Determine the number of lines containing the word "screenshot". Reply with it and nothing else.

.....

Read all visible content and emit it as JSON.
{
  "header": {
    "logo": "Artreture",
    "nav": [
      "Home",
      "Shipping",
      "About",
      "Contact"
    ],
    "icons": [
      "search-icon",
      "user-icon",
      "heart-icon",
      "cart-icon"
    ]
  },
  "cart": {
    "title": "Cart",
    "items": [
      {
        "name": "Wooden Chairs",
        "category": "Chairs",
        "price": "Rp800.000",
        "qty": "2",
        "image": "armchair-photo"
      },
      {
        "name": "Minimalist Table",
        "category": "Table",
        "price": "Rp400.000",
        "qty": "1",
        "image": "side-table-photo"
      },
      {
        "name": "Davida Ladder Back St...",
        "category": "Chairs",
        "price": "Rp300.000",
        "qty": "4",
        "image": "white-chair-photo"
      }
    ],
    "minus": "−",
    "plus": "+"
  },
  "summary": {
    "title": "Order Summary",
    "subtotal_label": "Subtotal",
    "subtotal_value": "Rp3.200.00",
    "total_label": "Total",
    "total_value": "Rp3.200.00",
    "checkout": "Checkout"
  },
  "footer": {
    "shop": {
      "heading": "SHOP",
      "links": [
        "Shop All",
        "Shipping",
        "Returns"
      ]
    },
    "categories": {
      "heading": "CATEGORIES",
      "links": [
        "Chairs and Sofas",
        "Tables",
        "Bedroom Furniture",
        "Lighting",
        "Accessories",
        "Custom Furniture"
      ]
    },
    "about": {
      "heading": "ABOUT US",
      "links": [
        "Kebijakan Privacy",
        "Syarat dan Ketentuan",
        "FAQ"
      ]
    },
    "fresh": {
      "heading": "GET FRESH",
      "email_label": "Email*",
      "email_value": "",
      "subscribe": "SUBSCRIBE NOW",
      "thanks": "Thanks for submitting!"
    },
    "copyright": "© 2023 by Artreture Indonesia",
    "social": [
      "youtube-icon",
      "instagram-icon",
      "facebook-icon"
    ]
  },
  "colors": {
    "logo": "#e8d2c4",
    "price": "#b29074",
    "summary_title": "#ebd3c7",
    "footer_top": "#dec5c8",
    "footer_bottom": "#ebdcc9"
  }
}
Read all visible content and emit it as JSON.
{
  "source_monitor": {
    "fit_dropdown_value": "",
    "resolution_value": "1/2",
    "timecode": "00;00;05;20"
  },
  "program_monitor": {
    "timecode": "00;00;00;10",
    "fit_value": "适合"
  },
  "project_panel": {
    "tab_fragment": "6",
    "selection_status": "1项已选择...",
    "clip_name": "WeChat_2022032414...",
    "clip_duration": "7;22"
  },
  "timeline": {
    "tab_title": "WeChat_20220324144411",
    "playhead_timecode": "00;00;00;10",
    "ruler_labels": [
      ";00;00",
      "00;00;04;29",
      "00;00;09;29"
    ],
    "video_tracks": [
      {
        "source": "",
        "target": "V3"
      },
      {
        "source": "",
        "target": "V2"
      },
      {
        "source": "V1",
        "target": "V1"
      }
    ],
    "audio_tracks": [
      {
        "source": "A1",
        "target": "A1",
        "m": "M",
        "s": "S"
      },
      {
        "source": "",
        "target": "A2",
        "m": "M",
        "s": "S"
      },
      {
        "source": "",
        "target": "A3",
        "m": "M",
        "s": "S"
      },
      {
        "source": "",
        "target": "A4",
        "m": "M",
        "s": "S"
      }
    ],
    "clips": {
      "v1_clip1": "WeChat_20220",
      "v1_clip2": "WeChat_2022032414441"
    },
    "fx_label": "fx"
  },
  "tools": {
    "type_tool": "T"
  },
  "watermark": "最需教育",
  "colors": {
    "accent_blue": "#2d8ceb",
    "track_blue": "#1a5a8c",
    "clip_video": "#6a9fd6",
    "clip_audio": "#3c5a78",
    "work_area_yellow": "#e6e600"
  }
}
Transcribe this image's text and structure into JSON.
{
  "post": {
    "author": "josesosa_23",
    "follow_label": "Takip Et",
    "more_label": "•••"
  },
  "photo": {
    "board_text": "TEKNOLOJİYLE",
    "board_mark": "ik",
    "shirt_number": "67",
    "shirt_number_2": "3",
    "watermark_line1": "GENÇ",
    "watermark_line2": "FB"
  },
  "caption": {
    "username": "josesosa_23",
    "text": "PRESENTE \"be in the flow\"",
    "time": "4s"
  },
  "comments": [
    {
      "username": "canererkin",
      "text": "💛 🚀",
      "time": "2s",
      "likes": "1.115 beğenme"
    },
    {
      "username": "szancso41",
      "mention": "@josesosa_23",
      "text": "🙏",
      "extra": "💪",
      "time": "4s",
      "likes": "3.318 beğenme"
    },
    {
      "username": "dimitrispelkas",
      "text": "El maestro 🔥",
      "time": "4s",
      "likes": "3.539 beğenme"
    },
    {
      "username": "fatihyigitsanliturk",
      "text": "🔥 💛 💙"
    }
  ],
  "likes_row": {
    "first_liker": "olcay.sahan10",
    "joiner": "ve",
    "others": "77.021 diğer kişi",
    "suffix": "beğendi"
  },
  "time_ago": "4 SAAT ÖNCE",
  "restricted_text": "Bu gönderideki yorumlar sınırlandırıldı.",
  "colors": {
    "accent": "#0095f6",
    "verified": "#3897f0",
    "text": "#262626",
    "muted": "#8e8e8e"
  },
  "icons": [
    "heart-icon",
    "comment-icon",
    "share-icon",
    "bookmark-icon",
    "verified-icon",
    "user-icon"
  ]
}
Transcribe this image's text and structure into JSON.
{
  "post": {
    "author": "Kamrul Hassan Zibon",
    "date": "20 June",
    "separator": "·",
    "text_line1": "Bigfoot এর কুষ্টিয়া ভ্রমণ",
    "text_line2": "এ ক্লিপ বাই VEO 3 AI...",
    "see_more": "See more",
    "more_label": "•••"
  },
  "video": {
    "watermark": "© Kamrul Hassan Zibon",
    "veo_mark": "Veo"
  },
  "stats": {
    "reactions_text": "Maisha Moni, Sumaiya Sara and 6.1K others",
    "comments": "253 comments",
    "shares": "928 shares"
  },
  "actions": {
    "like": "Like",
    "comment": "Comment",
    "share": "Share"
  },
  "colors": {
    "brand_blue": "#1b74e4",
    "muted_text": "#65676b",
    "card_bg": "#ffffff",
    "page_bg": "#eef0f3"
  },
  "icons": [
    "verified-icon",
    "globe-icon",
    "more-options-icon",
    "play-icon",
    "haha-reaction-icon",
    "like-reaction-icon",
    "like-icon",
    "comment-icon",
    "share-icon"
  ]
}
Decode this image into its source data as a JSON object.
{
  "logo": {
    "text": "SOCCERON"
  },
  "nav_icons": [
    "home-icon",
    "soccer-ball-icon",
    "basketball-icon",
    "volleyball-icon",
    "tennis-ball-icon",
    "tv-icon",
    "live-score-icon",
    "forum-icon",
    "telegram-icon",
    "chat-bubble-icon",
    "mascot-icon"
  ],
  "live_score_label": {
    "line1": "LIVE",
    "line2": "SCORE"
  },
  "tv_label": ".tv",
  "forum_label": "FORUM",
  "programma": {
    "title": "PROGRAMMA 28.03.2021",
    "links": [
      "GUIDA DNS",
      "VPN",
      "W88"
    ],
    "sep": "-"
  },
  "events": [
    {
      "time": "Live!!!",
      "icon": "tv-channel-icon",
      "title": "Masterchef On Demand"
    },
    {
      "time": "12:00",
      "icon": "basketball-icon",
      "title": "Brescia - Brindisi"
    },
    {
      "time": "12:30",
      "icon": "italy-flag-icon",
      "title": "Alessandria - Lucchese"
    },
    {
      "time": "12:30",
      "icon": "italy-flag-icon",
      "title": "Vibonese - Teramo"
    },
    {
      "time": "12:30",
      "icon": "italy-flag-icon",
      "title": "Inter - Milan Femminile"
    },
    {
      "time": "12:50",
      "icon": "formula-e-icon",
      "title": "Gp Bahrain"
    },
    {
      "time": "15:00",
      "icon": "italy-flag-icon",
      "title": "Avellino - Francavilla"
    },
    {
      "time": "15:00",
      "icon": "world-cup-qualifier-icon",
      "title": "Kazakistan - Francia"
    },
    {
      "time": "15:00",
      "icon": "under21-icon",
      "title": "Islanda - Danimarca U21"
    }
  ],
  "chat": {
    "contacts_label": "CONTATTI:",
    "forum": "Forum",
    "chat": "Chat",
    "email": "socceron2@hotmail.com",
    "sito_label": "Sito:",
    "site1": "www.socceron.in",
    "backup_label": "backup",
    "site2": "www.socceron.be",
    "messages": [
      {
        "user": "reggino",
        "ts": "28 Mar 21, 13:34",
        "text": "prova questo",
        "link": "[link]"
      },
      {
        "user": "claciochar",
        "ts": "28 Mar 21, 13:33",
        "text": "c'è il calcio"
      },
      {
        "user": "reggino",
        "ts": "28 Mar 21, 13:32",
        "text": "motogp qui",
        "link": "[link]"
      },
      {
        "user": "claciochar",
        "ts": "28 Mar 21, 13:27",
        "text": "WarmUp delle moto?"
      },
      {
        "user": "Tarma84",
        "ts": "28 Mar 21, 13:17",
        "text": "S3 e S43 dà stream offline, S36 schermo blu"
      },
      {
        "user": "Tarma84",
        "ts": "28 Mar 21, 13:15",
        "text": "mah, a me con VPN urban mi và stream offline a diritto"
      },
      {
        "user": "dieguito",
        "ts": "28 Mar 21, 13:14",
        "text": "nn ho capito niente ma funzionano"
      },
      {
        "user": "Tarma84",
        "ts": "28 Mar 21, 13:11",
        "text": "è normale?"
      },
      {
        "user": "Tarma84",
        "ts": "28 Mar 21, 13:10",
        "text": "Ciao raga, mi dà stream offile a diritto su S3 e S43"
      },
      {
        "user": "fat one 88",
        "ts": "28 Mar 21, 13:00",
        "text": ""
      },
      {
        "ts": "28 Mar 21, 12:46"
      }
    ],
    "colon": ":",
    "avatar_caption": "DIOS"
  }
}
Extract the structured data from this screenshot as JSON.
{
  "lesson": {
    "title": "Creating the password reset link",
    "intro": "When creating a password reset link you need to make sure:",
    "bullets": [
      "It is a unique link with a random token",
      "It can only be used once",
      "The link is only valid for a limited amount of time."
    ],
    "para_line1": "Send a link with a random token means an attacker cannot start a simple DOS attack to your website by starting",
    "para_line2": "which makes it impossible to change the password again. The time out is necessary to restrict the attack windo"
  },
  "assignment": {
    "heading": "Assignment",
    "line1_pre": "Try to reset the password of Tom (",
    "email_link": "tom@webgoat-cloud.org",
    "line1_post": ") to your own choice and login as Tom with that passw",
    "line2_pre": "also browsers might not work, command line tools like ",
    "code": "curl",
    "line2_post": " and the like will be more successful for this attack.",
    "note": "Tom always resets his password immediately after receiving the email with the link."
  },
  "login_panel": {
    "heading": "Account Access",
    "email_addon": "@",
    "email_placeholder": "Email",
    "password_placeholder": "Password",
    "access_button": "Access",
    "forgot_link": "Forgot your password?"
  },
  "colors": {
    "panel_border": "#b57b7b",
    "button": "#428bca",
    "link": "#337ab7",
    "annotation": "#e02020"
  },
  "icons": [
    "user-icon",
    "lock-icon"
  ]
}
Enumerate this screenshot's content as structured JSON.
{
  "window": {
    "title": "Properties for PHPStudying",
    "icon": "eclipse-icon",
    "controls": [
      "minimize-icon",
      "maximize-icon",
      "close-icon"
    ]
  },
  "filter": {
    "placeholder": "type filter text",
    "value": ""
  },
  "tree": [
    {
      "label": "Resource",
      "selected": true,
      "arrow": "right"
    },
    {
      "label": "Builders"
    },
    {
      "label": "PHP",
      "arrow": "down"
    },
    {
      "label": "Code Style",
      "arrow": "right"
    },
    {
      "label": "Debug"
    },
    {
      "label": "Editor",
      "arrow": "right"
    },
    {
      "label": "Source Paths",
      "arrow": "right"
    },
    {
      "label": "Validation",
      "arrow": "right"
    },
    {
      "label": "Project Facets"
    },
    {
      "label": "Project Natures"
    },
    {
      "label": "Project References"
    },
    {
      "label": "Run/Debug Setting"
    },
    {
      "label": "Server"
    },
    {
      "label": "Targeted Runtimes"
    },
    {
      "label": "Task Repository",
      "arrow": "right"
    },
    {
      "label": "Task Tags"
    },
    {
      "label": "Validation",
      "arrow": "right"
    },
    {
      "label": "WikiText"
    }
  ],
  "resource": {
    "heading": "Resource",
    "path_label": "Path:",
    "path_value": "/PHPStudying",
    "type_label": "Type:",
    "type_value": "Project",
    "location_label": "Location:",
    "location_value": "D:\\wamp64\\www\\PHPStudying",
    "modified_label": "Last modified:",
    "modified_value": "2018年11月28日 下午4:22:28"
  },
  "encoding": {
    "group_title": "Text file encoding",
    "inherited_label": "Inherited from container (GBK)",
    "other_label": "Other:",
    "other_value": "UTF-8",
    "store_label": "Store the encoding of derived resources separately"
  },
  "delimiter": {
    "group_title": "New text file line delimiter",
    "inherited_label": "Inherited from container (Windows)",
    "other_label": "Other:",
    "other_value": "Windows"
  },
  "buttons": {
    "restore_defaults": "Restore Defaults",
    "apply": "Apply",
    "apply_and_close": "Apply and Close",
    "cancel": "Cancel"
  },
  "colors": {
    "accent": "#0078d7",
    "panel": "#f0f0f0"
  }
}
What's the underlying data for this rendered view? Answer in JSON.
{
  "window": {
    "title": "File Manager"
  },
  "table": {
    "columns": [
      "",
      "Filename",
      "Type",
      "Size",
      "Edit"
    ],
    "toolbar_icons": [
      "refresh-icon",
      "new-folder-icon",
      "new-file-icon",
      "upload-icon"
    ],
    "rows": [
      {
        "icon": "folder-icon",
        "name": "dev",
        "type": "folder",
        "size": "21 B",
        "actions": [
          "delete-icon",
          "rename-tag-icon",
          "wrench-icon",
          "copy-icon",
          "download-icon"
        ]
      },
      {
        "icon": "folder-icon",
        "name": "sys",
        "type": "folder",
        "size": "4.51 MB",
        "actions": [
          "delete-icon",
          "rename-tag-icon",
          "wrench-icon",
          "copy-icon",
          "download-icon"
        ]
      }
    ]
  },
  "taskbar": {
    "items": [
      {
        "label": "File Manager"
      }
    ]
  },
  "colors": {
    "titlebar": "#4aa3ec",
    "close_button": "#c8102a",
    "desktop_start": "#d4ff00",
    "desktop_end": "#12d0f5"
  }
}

.....

▶ _Exercise response_
2